• [OBJECTIVE] Filter the listing below, copying every line in which the word "this" appears.

[Start of SOURCE DATA]

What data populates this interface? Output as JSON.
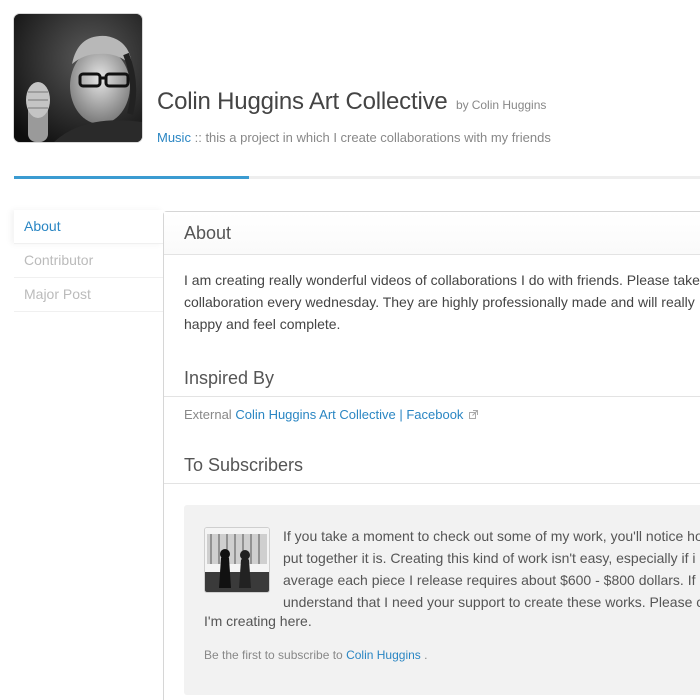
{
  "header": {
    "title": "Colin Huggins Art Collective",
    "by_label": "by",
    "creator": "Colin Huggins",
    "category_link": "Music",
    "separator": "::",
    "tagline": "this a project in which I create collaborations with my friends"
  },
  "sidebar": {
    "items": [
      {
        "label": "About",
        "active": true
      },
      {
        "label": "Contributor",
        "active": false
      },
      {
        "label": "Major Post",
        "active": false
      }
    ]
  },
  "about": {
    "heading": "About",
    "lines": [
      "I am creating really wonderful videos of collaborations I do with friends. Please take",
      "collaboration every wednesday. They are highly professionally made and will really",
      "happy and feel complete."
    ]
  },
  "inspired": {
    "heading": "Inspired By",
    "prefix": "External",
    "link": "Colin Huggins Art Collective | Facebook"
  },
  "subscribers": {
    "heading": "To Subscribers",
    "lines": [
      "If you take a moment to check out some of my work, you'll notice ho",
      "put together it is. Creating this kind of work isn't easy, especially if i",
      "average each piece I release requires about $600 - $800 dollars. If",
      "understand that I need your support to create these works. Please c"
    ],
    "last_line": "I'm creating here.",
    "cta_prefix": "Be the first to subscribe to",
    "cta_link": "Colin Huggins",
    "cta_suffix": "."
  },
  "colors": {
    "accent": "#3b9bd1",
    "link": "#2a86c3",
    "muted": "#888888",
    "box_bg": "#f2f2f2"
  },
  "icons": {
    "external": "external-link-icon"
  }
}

[End of SOURCE DATA]

• [FINISHED EXERCISE]
What data populates this interface? Output as JSON.
    "tagline": "this a project in which I create collaborations with my friends"
      "put together it is. Creating this kind of work isn't easy, especially if i",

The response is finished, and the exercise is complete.